• **Job**: Lines containing the string "pays" are to be counted. Write only how many there are.

• **Stored rows**:
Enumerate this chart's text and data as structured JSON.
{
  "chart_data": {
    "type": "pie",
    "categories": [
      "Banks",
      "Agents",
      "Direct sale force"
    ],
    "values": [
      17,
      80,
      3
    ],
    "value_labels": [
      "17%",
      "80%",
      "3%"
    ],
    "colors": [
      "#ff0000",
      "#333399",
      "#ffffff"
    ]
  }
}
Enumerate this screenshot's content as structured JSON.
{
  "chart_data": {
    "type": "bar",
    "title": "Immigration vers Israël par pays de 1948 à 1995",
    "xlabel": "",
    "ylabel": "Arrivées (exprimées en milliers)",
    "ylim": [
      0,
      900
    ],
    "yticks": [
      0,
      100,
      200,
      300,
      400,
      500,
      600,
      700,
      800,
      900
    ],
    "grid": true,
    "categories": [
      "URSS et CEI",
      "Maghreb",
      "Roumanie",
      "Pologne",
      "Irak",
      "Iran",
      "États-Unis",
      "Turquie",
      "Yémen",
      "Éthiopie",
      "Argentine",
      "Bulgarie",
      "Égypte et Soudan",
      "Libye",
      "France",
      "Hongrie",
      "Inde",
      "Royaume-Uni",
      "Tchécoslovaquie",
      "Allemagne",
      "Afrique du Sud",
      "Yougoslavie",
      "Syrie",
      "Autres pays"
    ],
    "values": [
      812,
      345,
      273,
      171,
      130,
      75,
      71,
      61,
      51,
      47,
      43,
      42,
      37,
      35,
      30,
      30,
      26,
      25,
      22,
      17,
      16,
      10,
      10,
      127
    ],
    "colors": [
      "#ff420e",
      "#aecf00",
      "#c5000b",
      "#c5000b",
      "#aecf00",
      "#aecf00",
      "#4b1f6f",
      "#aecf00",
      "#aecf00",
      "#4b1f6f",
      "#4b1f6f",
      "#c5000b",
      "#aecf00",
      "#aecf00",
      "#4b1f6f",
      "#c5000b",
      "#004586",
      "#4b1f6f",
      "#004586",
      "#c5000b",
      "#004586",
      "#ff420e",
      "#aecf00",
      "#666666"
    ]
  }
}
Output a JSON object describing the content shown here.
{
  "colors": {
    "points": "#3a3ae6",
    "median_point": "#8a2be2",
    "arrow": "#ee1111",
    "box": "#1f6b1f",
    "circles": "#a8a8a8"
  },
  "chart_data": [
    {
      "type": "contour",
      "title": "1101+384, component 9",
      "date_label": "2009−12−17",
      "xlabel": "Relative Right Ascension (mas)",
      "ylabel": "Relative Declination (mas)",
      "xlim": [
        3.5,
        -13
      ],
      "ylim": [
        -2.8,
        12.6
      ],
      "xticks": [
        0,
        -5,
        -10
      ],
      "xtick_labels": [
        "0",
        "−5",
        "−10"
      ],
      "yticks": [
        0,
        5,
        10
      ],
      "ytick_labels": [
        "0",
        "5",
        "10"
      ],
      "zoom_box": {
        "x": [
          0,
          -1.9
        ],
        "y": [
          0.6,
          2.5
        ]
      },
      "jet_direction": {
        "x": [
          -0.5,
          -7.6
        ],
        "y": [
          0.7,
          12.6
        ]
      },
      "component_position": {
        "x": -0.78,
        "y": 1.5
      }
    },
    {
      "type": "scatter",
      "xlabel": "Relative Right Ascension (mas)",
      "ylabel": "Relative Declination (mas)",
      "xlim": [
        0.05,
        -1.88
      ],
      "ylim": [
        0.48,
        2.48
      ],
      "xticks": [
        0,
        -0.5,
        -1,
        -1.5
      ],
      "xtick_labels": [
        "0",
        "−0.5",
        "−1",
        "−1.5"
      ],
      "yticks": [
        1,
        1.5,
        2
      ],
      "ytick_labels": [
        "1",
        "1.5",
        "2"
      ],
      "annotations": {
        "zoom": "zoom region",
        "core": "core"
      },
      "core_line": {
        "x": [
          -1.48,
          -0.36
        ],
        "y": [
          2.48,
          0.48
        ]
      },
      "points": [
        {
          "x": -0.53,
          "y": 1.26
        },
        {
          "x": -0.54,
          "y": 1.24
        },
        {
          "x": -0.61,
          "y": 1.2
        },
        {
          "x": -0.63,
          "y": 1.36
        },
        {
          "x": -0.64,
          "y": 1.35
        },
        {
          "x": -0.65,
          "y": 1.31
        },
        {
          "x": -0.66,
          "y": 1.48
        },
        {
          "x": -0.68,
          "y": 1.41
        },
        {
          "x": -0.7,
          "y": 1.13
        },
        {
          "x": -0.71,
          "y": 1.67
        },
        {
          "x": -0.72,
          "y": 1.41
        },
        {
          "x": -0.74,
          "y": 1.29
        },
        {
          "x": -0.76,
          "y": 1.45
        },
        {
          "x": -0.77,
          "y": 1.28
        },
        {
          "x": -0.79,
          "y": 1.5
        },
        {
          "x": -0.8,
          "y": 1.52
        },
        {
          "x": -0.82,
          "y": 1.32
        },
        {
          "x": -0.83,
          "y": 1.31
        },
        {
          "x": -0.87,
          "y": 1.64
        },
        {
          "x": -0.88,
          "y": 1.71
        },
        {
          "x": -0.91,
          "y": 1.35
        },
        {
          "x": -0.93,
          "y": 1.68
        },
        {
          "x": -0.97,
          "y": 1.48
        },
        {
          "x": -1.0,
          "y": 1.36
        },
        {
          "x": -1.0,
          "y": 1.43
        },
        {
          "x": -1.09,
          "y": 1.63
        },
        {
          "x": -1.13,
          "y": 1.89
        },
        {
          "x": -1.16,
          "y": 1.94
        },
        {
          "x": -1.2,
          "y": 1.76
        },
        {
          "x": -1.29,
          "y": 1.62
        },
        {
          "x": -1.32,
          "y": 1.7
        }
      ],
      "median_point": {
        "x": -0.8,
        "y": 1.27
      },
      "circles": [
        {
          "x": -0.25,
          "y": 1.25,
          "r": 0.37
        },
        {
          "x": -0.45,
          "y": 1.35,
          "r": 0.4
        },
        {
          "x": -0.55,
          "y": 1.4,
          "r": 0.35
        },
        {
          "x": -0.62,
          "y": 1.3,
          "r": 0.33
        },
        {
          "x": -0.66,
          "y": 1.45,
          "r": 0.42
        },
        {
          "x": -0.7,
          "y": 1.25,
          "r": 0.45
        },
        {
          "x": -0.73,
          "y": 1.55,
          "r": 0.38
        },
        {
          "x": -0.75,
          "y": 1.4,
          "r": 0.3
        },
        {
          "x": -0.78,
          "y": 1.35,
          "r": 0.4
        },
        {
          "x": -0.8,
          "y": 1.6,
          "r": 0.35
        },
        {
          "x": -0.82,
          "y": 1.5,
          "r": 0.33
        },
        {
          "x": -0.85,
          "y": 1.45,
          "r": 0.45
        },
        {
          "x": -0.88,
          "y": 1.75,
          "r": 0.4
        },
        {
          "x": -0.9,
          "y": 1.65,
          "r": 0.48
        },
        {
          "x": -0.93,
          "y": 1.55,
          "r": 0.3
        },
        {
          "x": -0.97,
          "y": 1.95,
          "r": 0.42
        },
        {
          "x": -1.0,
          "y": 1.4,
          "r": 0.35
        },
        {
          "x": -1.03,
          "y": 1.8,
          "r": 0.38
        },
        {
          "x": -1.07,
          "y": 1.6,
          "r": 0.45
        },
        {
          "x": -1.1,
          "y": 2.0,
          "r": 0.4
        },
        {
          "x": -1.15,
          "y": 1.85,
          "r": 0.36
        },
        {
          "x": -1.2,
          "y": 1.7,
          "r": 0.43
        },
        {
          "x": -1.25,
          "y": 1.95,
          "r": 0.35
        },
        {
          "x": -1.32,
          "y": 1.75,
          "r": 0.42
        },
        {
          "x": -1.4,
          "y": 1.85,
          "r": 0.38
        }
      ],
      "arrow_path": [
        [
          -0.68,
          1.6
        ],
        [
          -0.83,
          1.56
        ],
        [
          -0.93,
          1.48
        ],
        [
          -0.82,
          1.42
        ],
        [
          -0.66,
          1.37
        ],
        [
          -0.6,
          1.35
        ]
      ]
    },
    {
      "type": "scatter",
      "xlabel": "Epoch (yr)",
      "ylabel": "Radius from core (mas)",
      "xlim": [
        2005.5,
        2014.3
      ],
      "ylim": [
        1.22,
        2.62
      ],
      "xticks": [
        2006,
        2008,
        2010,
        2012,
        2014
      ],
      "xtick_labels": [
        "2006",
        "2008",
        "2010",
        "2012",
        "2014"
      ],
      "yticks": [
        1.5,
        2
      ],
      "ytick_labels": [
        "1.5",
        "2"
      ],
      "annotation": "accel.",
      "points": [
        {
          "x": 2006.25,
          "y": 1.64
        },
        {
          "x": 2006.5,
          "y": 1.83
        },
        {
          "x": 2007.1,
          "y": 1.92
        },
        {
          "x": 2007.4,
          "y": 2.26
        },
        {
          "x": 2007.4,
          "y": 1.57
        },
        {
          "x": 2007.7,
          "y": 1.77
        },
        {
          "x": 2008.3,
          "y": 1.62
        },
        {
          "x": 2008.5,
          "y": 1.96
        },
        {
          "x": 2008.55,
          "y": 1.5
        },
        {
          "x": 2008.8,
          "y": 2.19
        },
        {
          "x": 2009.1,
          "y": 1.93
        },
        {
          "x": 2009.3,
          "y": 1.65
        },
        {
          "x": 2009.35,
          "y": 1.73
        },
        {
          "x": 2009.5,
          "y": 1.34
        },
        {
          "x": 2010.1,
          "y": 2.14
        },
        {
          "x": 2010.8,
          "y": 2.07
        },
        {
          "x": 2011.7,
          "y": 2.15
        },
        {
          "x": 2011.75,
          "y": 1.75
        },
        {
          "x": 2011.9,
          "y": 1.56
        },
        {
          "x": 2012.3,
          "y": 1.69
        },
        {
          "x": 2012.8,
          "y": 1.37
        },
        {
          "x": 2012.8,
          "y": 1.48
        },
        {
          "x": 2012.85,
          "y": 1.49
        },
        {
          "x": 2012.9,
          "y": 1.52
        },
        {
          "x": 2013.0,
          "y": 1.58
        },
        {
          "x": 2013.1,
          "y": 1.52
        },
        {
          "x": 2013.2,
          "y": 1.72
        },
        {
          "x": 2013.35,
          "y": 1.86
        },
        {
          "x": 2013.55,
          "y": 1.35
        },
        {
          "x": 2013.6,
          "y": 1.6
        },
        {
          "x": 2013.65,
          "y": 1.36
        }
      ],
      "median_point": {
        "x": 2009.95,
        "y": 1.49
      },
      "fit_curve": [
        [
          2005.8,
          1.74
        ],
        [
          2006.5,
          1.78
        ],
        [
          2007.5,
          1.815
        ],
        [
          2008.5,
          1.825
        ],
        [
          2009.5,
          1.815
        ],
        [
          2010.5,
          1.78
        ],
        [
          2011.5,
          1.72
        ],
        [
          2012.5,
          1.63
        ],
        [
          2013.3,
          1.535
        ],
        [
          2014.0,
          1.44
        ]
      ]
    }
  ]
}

• **Task solution**: 2